--- Start STORED DATA ---

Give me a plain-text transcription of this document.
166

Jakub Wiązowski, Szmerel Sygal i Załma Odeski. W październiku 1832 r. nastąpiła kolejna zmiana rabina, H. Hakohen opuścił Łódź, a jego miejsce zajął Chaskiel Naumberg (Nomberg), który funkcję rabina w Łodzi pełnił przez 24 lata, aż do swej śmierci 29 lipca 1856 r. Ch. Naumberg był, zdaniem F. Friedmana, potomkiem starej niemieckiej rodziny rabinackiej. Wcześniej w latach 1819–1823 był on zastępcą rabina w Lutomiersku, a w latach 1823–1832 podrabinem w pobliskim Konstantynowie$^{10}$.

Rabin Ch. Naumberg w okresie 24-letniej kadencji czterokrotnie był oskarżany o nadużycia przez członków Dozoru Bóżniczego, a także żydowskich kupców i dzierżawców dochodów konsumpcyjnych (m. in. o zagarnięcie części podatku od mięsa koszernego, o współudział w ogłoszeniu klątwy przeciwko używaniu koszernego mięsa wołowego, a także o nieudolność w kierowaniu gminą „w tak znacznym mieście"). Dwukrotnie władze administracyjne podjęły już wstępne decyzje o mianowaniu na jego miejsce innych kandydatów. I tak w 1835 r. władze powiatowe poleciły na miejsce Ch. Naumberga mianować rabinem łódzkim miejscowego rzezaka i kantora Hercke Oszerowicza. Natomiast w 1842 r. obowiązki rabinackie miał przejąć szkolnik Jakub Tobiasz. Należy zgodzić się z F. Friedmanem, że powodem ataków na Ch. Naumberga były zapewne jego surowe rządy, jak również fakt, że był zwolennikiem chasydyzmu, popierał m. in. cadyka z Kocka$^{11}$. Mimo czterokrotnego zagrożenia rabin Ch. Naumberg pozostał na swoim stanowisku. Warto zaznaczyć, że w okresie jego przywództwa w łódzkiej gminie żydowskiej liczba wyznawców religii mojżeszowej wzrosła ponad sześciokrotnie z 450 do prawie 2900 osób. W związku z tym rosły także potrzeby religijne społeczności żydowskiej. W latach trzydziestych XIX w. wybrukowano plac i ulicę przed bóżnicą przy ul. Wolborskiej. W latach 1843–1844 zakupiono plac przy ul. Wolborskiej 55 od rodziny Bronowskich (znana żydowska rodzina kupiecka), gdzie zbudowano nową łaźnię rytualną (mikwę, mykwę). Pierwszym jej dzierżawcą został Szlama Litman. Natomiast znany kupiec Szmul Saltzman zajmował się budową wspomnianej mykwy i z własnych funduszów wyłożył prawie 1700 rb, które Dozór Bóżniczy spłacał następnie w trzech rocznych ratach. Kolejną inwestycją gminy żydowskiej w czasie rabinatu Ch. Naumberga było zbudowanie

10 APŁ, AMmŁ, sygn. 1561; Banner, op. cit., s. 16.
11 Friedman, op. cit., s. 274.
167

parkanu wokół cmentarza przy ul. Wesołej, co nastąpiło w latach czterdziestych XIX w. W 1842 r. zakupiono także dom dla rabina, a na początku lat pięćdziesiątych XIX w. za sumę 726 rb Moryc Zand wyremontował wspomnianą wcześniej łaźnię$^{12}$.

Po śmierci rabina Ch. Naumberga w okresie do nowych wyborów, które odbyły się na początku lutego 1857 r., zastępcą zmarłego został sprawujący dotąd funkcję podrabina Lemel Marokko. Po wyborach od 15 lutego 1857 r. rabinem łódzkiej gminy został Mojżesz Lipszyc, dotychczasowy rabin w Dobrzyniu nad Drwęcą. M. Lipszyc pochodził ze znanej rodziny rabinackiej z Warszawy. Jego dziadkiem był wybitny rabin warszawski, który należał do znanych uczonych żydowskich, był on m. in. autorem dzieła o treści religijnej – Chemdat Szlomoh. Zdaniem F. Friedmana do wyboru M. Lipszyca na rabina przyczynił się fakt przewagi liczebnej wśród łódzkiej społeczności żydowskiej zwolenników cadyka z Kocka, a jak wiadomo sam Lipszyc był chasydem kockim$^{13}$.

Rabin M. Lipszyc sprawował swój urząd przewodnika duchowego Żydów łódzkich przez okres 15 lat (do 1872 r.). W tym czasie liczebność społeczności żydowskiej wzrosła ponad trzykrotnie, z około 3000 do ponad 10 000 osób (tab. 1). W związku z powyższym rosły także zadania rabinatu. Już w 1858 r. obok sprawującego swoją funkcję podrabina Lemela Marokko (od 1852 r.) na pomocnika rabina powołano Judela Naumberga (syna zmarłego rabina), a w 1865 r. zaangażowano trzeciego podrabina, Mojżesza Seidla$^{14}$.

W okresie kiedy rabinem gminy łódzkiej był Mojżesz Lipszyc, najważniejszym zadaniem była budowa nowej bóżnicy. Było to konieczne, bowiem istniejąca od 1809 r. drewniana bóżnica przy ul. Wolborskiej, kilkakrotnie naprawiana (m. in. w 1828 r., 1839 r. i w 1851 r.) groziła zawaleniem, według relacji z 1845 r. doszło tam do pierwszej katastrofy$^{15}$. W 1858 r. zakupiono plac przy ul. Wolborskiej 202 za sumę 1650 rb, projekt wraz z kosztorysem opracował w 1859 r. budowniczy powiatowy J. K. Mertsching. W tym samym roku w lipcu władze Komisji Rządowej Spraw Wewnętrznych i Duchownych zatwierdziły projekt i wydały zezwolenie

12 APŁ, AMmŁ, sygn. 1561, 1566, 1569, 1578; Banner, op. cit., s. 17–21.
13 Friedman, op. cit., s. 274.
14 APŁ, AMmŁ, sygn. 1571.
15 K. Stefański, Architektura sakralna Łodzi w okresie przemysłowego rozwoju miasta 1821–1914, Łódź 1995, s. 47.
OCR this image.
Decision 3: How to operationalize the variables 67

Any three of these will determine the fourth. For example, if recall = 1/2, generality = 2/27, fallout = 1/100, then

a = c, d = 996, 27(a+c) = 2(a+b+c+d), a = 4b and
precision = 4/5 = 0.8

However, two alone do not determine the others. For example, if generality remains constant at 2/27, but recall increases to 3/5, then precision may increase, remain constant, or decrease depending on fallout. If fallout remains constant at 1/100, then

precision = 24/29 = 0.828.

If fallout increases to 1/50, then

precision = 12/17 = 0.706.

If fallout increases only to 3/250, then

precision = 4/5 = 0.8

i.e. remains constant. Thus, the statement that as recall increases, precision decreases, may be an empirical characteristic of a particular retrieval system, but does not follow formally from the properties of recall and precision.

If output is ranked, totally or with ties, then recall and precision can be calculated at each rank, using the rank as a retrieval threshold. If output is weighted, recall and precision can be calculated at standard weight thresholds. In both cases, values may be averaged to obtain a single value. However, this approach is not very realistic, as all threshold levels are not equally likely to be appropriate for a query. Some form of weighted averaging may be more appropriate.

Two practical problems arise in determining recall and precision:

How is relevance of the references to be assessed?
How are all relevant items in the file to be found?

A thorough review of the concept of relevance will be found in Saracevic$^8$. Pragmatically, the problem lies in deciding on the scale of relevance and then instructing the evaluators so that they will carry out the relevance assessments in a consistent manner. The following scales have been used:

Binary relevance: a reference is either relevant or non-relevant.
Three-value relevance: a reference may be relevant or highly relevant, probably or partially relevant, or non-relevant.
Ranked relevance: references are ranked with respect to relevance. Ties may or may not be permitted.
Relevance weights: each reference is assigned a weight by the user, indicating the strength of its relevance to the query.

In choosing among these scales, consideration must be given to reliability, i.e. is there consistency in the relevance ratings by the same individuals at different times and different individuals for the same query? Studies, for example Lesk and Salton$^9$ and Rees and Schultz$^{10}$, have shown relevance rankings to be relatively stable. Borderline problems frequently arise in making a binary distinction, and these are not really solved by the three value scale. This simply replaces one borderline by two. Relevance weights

--- End STORED DATA ---

◆ **EXERCISE**
Extract the listing in its entirety and repeat it exactly.

◆ **RESULT BELOW**
Give me a plain-text transcription of this document.
166

Jakub Wiązowski, Szmerel Sygal i Załma Odeski. W październiku 1832 r. nastąpiła kolejna zmiana rabina, H. Hakohen opuścił Łódź, a jego miejsce zajął Chaskiel Naumberg (Nomberg), który funkcję rabina w Łodzi pełnił przez 24 lata, aż do swej śmierci 29 lipca 1856 r. Ch. Naumberg był, zdaniem F. Friedmana, potomkiem starej niemieckiej rodziny rabinackiej. Wcześniej w latach 1819–1823 był on zastępcą rabina w Lutomiersku, a w latach 1823–1832 podrabinem w pobliskim Konstantynowie$^{10}$.

Rabin Ch. Naumberg w okresie 24-letniej kadencji czterokrotnie był oskarżany o nadużycia przez członków Dozoru Bóżniczego, a także żydowskich kupców i dzierżawców dochodów konsumpcyjnych (m. in. o zagarnięcie części podatku od mięsa koszernego, o współudział w ogłoszeniu klątwy przeciwko używaniu koszernego mięsa wołowego, a także o nieudolność w kierowaniu gminą „w tak znacznym mieście"). Dwukrotnie władze administracyjne podjęły już wstępne decyzje o mianowaniu na jego miejsce innych kandydatów. I tak w 1835 r. władze powiatowe poleciły na miejsce Ch. Naumberga mianować rabinem łódzkim miejscowego rzezaka i kantora Hercke Oszerowicza. Natomiast w 1842 r. obowiązki rabinackie miał przejąć szkolnik Jakub Tobiasz. Należy zgodzić się z F. Friedmanem, że powodem ataków na Ch. Naumberga były zapewne jego surowe rządy, jak również fakt, że był zwolennikiem chasydyzmu, popierał m. in. cadyka z Kocka$^{11}$. Mimo czterokrotnego zagrożenia rabin Ch. Naumberg pozostał na swoim stanowisku. Warto zaznaczyć, że w okresie jego przywództwa w łódzkiej gminie żydowskiej liczba wyznawców religii mojżeszowej wzrosła ponad sześciokrotnie z 450 do prawie 2900 osób. W związku z tym rosły także potrzeby religijne społeczności żydowskiej. W latach trzydziestych XIX w. wybrukowano plac i ulicę przed bóżnicą przy ul. Wolborskiej. W latach 1843–1844 zakupiono plac przy ul. Wolborskiej 55 od rodziny Bronowskich (znana żydowska rodzina kupiecka), gdzie zbudowano nową łaźnię rytualną (mikwę, mykwę). Pierwszym jej dzierżawcą został Szlama Litman. Natomiast znany kupiec Szmul Saltzman zajmował się budową wspomnianej mykwy i z własnych funduszów wyłożył prawie 1700 rb, które Dozór Bóżniczy spłacał następnie w trzech rocznych ratach. Kolejną inwestycją gminy żydowskiej w czasie rabinatu Ch. Naumberga było zbudowanie

10 APŁ, AMmŁ, sygn. 1561; Banner, op. cit., s. 16.
11 Friedman, op. cit., s. 274.
167

parkanu wokół cmentarza przy ul. Wesołej, co nastąpiło w latach czterdziestych XIX w. W 1842 r. zakupiono także dom dla rabina, a na początku lat pięćdziesiątych XIX w. za sumę 726 rb Moryc Zand wyremontował wspomnianą wcześniej łaźnię$^{12}$.

Po śmierci rabina Ch. Naumberga w okresie do nowych wyborów, które odbyły się na początku lutego 1857 r., zastępcą zmarłego został sprawujący dotąd funkcję podrabina Lemel Marokko. Po wyborach od 15 lutego 1857 r. rabinem łódzkiej gminy został Mojżesz Lipszyc, dotychczasowy rabin w Dobrzyniu nad Drwęcą. M. Lipszyc pochodził ze znanej rodziny rabinackiej z Warszawy. Jego dziadkiem był wybitny rabin warszawski, który należał do znanych uczonych żydowskich, był on m. in. autorem dzieła o treści religijnej – Chemdat Szlomoh. Zdaniem F. Friedmana do wyboru M. Lipszyca na rabina przyczynił się fakt przewagi liczebnej wśród łódzkiej społeczności żydowskiej zwolenników cadyka z Kocka, a jak wiadomo sam Lipszyc był chasydem kockim$^{13}$.

Rabin M. Lipszyc sprawował swój urząd przewodnika duchowego Żydów łódzkich przez okres 15 lat (do 1872 r.). W tym czasie liczebność społeczności żydowskiej wzrosła ponad trzykrotnie, z około 3000 do ponad 10 000 osób (tab. 1). W związku z powyższym rosły także zadania rabinatu. Już w 1858 r. obok sprawującego swoją funkcję podrabina Lemela Marokko (od 1852 r.) na pomocnika rabina powołano Judela Naumberga (syna zmarłego rabina), a w 1865 r. zaangażowano trzeciego podrabina, Mojżesza Seidla$^{14}$.

W okresie kiedy rabinem gminy łódzkiej był Mojżesz Lipszyc, najważniejszym zadaniem była budowa nowej bóżnicy. Było to konieczne, bowiem istniejąca od 1809 r. drewniana bóżnica przy ul. Wolborskiej, kilkakrotnie naprawiana (m. in. w 1828 r., 1839 r. i w 1851 r.) groziła zawaleniem, według relacji z 1845 r. doszło tam do pierwszej katastrofy$^{15}$. W 1858 r. zakupiono plac przy ul. Wolborskiej 202 za sumę 1650 rb, projekt wraz z kosztorysem opracował w 1859 r. budowniczy powiatowy J. K. Mertsching. W tym samym roku w lipcu władze Komisji Rządowej Spraw Wewnętrznych i Duchownych zatwierdziły projekt i wydały zezwolenie

12 APŁ, AMmŁ, sygn. 1561, 1566, 1569, 1578; Banner, op. cit., s. 17–21.
13 Friedman, op. cit., s. 274.
14 APŁ, AMmŁ, sygn. 1571.
15 K. Stefański, Architektura sakralna Łodzi w okresie przemysłowego rozwoju miasta 1821–1914, Łódź 1995, s. 47.
OCR this image.
Decision 3: How to operationalize the variables 67

Any three of these will determine the fourth. For example, if recall = 1/2, generality = 2/27, fallout = 1/100, then

a = c, d = 996, 27(a+c) = 2(a+b+c+d), a = 4b and
precision = 4/5 = 0.8

However, two alone do not determine the others. For example, if generality remains constant at 2/27, but recall increases to 3/5, then precision may increase, remain constant, or decrease depending on fallout. If fallout remains constant at 1/100, then

precision = 24/29 = 0.828.

If fallout increases to 1/50, then

precision = 12/17 = 0.706.

If fallout increases only to 3/250, then

precision = 4/5 = 0.8

i.e. remains constant. Thus, the statement that as recall increases, precision decreases, may be an empirical characteristic of a particular retrieval system, but does not follow formally from the properties of recall and precision.

If output is ranked, totally or with ties, then recall and precision can be calculated at each rank, using the rank as a retrieval threshold. If output is weighted, recall and precision can be calculated at standard weight thresholds. In both cases, values may be averaged to obtain a single value. However, this approach is not very realistic, as all threshold levels are not equally likely to be appropriate for a query. Some form of weighted averaging may be more appropriate.

Two practical problems arise in determining recall and precision:

How is relevance of the references to be assessed?
How are all relevant items in the file to be found?

A thorough review of the concept of relevance will be found in Saracevic$^8$. Pragmatically, the problem lies in deciding on the scale of relevance and then instructing the evaluators so that they will carry out the relevance assessments in a consistent manner. The following scales have been used:

Binary relevance: a reference is either relevant or non-relevant.
Three-value relevance: a reference may be relevant or highly relevant, probably or partially relevant, or non-relevant.
Ranked relevance: references are ranked with respect to relevance. Ties may or may not be permitted.
Relevance weights: each reference is assigned a weight by the user, indicating the strength of its relevance to the query.

In choosing among these scales, consideration must be given to reliability, i.e. is there consistency in the relevance ratings by the same individuals at different times and different individuals for the same query? Studies, for example Lesk and Salton$^9$ and Rees and Schultz$^{10}$, have shown relevance rankings to be relatively stable. Borderline problems frequently arise in making a binary distinction, and these are not really solved by the three value scale. This simply replaces one borderline by two. Relevance weights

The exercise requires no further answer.